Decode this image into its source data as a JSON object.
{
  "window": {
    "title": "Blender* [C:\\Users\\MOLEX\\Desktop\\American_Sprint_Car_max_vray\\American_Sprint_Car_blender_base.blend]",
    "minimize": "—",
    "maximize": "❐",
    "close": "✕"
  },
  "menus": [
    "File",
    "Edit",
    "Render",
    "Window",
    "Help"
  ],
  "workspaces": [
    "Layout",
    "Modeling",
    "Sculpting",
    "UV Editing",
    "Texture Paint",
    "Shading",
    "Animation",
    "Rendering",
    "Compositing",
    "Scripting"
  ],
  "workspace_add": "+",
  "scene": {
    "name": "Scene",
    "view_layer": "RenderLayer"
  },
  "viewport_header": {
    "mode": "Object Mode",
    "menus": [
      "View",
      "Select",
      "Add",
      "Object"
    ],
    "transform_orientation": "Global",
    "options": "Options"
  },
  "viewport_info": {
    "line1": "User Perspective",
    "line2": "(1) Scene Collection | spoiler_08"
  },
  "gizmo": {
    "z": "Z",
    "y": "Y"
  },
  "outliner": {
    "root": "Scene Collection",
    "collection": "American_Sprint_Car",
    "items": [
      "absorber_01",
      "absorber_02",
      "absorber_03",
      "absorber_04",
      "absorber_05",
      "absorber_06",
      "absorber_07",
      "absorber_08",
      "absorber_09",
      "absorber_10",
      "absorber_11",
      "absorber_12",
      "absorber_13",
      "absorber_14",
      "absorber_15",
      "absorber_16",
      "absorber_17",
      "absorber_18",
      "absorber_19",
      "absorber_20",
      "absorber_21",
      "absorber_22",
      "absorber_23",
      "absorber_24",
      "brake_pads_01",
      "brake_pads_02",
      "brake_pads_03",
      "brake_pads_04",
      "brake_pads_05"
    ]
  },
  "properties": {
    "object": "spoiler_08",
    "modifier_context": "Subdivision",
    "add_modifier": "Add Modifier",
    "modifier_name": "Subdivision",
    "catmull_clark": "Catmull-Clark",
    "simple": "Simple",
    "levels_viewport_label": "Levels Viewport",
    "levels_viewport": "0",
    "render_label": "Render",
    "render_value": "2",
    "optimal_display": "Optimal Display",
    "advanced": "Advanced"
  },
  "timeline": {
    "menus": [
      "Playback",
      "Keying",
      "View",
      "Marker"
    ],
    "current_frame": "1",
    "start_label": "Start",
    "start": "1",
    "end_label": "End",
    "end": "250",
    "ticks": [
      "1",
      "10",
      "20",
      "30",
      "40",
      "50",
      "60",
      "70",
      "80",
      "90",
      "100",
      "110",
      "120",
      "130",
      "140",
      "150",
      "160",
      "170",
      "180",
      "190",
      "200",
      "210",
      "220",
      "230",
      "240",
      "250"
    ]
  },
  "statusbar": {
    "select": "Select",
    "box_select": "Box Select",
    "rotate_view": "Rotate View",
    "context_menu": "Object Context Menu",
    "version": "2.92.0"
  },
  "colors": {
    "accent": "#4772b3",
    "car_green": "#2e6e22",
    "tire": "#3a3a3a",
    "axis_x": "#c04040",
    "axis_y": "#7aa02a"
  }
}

========================================

The exercise: Please quote every record above exactly as it appears.

Task solution:
Decode this image into its source data as a JSON object.
{
  "window": {
    "title": "Blender* [C:\\Users\\MOLEX\\Desktop\\American_Sprint_Car_max_vray\\American_Sprint_Car_blender_base.blend]",
    "minimize": "—",
    "maximize": "❐",
    "close": "✕"
  },
  "menus": [
    "File",
    "Edit",
    "Render",
    "Window",
    "Help"
  ],
  "workspaces": [
    "Layout",
    "Modeling",
    "Sculpting",
    "UV Editing",
    "Texture Paint",
    "Shading",
    "Animation",
    "Rendering",
    "Compositing",
    "Scripting"
  ],
  "workspace_add": "+",
  "scene": {
    "name": "Scene",
    "view_layer": "RenderLayer"
  },
  "viewport_header": {
    "mode": "Object Mode",
    "menus": [
      "View",
      "Select",
      "Add",
      "Object"
    ],
    "transform_orientation": "Global",
    "options": "Options"
  },
  "viewport_info": {
    "line1": "User Perspective",
    "line2": "(1) Scene Collection | spoiler_08"
  },
  "gizmo": {
    "z": "Z",
    "y": "Y"
  },
  "outliner": {
    "root": "Scene Collection",
    "collection": "American_Sprint_Car",
    "items": [
      "absorber_01",
      "absorber_02",
      "absorber_03",
      "absorber_04",
      "absorber_05",
      "absorber_06",
      "absorber_07",
      "absorber_08",
      "absorber_09",
      "absorber_10",
      "absorber_11",
      "absorber_12",
      "absorber_13",
      "absorber_14",
      "absorber_15",
      "absorber_16",
      "absorber_17",
      "absorber_18",
      "absorber_19",
      "absorber_20",
      "absorber_21",
      "absorber_22",
      "absorber_23",
      "absorber_24",
      "brake_pads_01",
      "brake_pads_02",
      "brake_pads_03",
      "brake_pads_04",
      "brake_pads_05"
    ]
  },
  "properties": {
    "object": "spoiler_08",
    "modifier_context": "Subdivision",
    "add_modifier": "Add Modifier",
    "modifier_name": "Subdivision",
    "catmull_clark": "Catmull-Clark",
    "simple": "Simple",
    "levels_viewport_label": "Levels Viewport",
    "levels_viewport": "0",
    "render_label": "Render",
    "render_value": "2",
    "optimal_display": "Optimal Display",
    "advanced": "Advanced"
  },
  "timeline": {
    "menus": [
      "Playback",
      "Keying",
      "View",
      "Marker"
    ],
    "current_frame": "1",
    "start_label": "Start",
    "start": "1",
    "end_label": "End",
    "end": "250",
    "ticks": [
      "1",
      "10",
      "20",
      "30",
      "40",
      "50",
      "60",
      "70",
      "80",
      "90",
      "100",
      "110",
      "120",
      "130",
      "140",
      "150",
      "160",
      "170",
      "180",
      "190",
      "200",
      "210",
      "220",
      "230",
      "240",
      "250"
    ]
  },
  "statusbar": {
    "select": "Select",
    "box_select": "Box Select",
    "rotate_view": "Rotate View",
    "context_menu": "Object Context Menu",
    "version": "2.92.0"
  },
  "colors": {
    "accent": "#4772b3",
    "car_green": "#2e6e22",
    "tire": "#3a3a3a",
    "axis_x": "#c04040",
    "axis_y": "#7aa02a"
  }
}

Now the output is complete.